* [What is needed]:
Output every entry exactly, from the first line to the last.
======== Provided entries ========
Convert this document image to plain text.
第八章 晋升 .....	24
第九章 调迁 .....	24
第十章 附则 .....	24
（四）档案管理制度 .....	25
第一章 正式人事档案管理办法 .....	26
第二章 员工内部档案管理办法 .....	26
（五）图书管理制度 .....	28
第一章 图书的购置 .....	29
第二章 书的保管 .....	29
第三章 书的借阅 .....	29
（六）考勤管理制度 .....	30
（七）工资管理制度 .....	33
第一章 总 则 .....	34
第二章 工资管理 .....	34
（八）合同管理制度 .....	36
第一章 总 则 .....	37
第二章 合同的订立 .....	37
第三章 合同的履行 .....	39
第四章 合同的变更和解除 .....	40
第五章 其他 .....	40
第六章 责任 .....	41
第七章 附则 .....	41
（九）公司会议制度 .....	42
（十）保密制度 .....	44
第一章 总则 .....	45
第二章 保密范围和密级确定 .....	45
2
========
* [Output for this task]:
Convert this document image to plain text.
第八章 晋升 .....	24
第九章 调迁 .....	24
第十章 附则 .....	24
（四）档案管理制度 .....	25
第一章 正式人事档案管理办法 .....	26
第二章 员工内部档案管理办法 .....	26
（五）图书管理制度 .....	28
第一章 图书的购置 .....	29
第二章 书的保管 .....	29
第三章 书的借阅 .....	29
（六）考勤管理制度 .....	30
（七）工资管理制度 .....	33
第一章 总 则 .....	34
第二章 工资管理 .....	34
（八）合同管理制度 .....	36
第一章 总 则 .....	37
第二章 合同的订立 .....	37
第三章 合同的履行 .....	39
第四章 合同的变更和解除 .....	40
第五章 其他 .....	40
第六章 责任 .....	41
第七章 附则 .....	41
（九）公司会议制度 .....	42
（十）保密制度 .....	44
第一章 总则 .....	45
第二章 保密范围和密级确定 .....	45
2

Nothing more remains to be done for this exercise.